»»
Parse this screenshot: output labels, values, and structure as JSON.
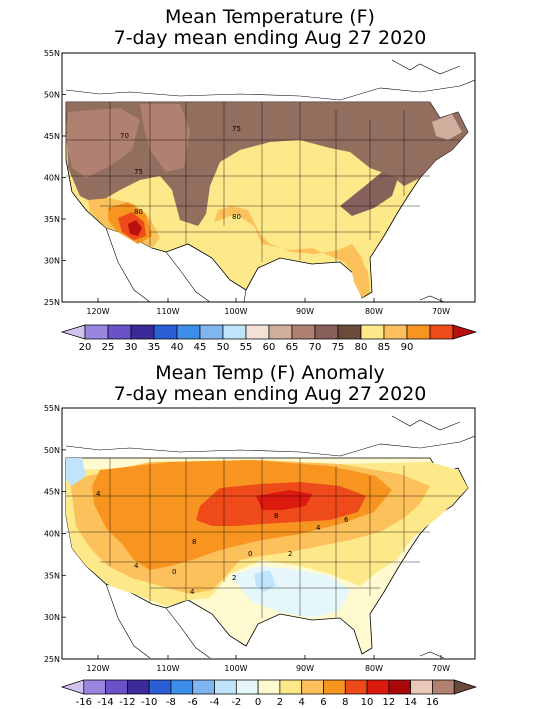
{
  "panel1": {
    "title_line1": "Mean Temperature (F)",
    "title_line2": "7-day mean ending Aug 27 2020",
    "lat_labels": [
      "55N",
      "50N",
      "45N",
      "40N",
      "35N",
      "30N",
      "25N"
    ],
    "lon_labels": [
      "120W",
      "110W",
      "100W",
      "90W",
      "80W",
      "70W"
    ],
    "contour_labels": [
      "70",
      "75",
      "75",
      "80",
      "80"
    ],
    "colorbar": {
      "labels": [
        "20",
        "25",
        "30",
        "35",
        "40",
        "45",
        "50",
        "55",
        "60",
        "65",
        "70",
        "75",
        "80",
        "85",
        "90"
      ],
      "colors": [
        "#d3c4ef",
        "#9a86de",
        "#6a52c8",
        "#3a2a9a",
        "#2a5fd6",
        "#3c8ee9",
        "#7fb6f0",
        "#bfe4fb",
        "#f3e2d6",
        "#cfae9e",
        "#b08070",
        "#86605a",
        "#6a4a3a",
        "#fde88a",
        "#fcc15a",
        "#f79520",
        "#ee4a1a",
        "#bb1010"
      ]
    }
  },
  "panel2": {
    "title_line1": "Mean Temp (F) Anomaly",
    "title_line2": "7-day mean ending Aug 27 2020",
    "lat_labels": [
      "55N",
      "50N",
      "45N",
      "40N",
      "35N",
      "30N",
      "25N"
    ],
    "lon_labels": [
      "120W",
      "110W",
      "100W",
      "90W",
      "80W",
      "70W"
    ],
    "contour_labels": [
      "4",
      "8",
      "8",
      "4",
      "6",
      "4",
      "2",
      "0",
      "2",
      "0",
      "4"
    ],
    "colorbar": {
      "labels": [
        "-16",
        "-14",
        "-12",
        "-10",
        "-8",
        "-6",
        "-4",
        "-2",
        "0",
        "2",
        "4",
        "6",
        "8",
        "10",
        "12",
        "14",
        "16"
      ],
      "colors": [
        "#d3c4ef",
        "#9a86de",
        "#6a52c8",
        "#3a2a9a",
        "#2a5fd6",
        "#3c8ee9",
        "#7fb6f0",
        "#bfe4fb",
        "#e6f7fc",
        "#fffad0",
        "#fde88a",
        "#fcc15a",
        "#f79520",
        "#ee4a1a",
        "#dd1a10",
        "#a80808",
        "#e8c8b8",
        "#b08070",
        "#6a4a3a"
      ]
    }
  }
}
««
»»
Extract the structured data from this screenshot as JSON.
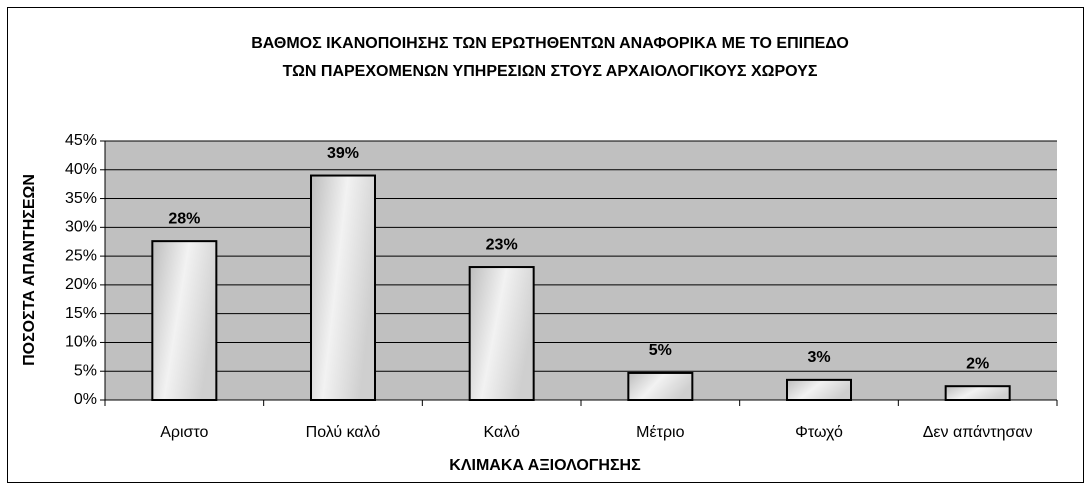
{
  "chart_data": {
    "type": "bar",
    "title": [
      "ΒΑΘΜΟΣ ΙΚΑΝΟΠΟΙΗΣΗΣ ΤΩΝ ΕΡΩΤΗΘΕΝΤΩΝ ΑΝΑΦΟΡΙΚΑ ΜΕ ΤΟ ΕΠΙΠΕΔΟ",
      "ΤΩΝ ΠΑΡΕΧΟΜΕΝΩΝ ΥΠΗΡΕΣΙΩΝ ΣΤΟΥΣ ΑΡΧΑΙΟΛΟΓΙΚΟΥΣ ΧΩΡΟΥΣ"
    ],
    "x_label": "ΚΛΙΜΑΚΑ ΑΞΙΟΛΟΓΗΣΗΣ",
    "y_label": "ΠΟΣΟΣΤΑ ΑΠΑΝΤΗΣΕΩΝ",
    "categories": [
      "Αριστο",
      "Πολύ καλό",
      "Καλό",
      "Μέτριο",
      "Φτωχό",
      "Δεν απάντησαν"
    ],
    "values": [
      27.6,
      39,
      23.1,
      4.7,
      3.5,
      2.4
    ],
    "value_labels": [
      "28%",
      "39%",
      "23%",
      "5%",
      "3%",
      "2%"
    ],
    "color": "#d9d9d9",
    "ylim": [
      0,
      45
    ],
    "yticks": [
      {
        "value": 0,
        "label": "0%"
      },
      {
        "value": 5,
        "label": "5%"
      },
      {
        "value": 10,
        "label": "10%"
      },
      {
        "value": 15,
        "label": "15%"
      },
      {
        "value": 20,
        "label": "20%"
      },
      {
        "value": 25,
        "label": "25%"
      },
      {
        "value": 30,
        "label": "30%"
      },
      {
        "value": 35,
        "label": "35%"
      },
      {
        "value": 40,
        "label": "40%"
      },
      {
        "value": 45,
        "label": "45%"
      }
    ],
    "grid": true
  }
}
««
▶ [PROBLEM DETAILS]
Determine how many lines of the listing above include the word "values", and report that number only.

▶ [RESPONSE TO THE EXERCISE]
2